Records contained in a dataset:
++++++++++

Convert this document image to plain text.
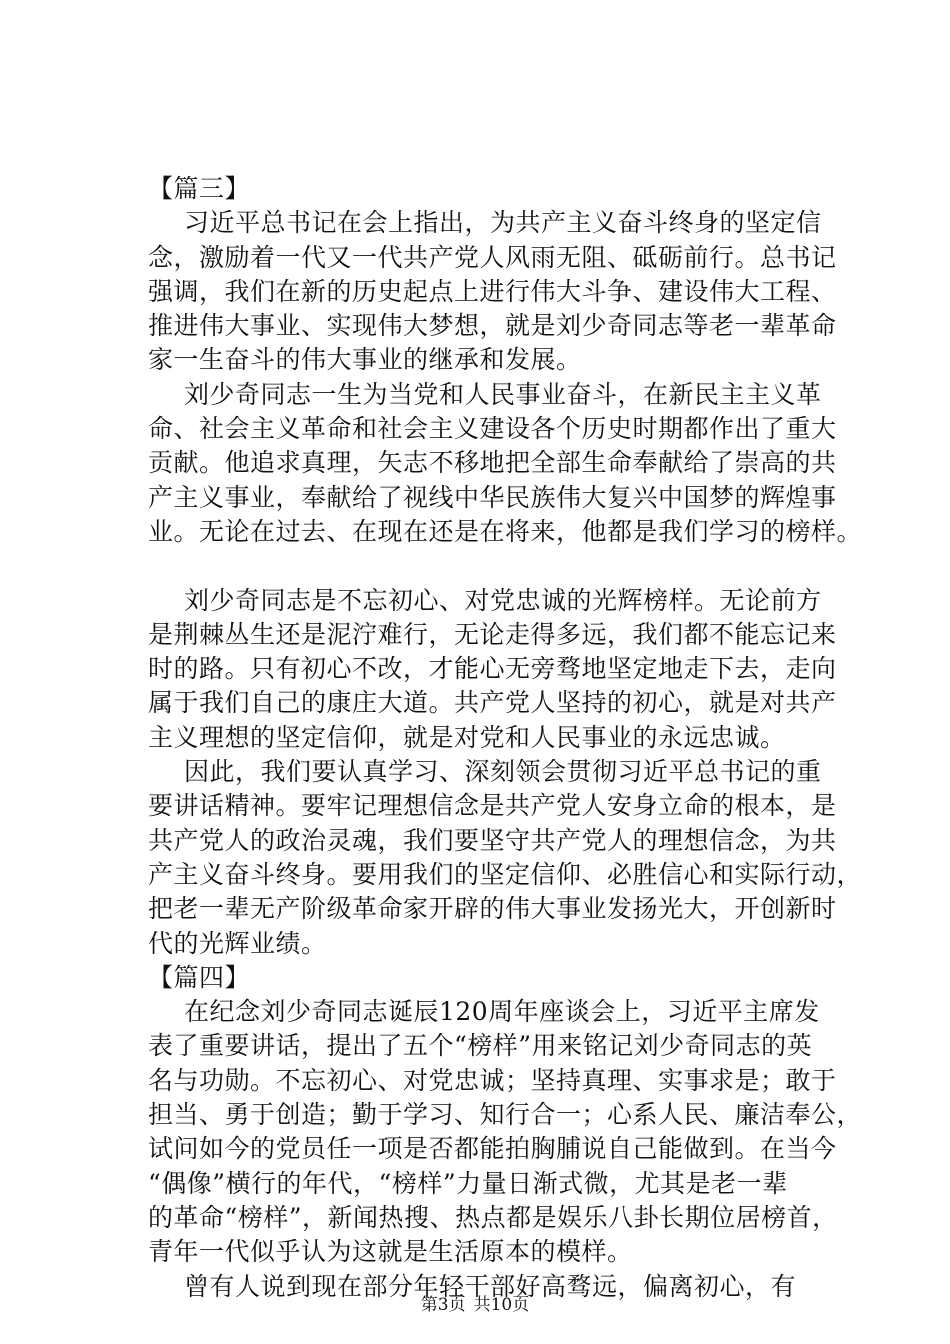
【篇三】
习近平总书记在会上指出，为共产主义奋斗终身的坚定信
念，激励着一代又一代共产党人风雨无阻、砥砺前行。总书记
强调，我们在新的历史起点上进行伟大斗争、建设伟大工程、
推进伟大事业、实现伟大梦想，就是刘少奇同志等老一辈革命
家一生奋斗的伟大事业的继承和发展。
刘少奇同志一生为当党和人民事业奋斗，在新民主主义革
命、社会主义革命和社会主义建设各个历史时期都作出了重大
贡献。他追求真理，矢志不移地把全部生命奉献给了崇高的共
产主义事业，奉献给了视线中华民族伟大复兴中国梦的辉煌事
业。无论在过去、在现在还是在将来，他都是我们学习的榜样。
刘少奇同志是不忘初心、对党忠诚的光辉榜样。无论前方
是荆棘丛生还是泥泞难行，无论走得多远，我们都不能忘记来
时的路。只有初心不改，才能心无旁骛地坚定地走下去，走向
属于我们自己的康庄大道。共产党人坚持的初心，就是对共产
主义理想的坚定信仰，就是对党和人民事业的永远忠诚。
因此，我们要认真学习、深刻领会贯彻习近平总书记的重
要讲话精神。要牢记理想信念是共产党人安身立命的根本，是
共产党人的政治灵魂，我们要坚守共产党人的理想信念，为共
产主义奋斗终身。要用我们的坚定信仰、必胜信心和实际行动，
把老一辈无产阶级革命家开辟的伟大事业发扬光大，开创新时
代的光辉业绩。
【篇四】
在纪念刘少奇同志诞辰120周年座谈会上，习近平主席发
表了重要讲话，提出了五个“榜样”用来铭记刘少奇同志的英
名与功勋。不忘初心、对党忠诚；坚持真理、实事求是；敢于
担当、勇于创造；勤于学习、知行合一；心系人民、廉洁奉公，
试问如今的党员任一项是否都能拍胸脯说自己能做到。在当今
“偶像”横行的年代，“榜样”力量日渐式微，尤其是老一辈
的革命“榜样”，新闻热搜、热点都是娱乐八卦长期位居榜首，
青年一代似乎认为这就是生活原本的模样。
曾有人说到现在部分年轻干部好高骛远，偏离初心，有
第3页 共10页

++++++++++

Required task =
Copy out all the data exactly; skip the pictures.

Result of this task =
Convert this document image to plain text.
【篇三】
习近平总书记在会上指出，为共产主义奋斗终身的坚定信
念，激励着一代又一代共产党人风雨无阻、砥砺前行。总书记
强调，我们在新的历史起点上进行伟大斗争、建设伟大工程、
推进伟大事业、实现伟大梦想，就是刘少奇同志等老一辈革命
家一生奋斗的伟大事业的继承和发展。
刘少奇同志一生为当党和人民事业奋斗，在新民主主义革
命、社会主义革命和社会主义建设各个历史时期都作出了重大
贡献。他追求真理，矢志不移地把全部生命奉献给了崇高的共
产主义事业，奉献给了视线中华民族伟大复兴中国梦的辉煌事
业。无论在过去、在现在还是在将来，他都是我们学习的榜样。
刘少奇同志是不忘初心、对党忠诚的光辉榜样。无论前方
是荆棘丛生还是泥泞难行，无论走得多远，我们都不能忘记来
时的路。只有初心不改，才能心无旁骛地坚定地走下去，走向
属于我们自己的康庄大道。共产党人坚持的初心，就是对共产
主义理想的坚定信仰，就是对党和人民事业的永远忠诚。
因此，我们要认真学习、深刻领会贯彻习近平总书记的重
要讲话精神。要牢记理想信念是共产党人安身立命的根本，是
共产党人的政治灵魂，我们要坚守共产党人的理想信念，为共
产主义奋斗终身。要用我们的坚定信仰、必胜信心和实际行动，
把老一辈无产阶级革命家开辟的伟大事业发扬光大，开创新时
代的光辉业绩。
【篇四】
在纪念刘少奇同志诞辰120周年座谈会上，习近平主席发
表了重要讲话，提出了五个“榜样”用来铭记刘少奇同志的英
名与功勋。不忘初心、对党忠诚；坚持真理、实事求是；敢于
担当、勇于创造；勤于学习、知行合一；心系人民、廉洁奉公，
试问如今的党员任一项是否都能拍胸脯说自己能做到。在当今
“偶像”横行的年代，“榜样”力量日渐式微，尤其是老一辈
的革命“榜样”，新闻热搜、热点都是娱乐八卦长期位居榜首，
青年一代似乎认为这就是生活原本的模样。
曾有人说到现在部分年轻干部好高骛远，偏离初心，有
第3页 共10页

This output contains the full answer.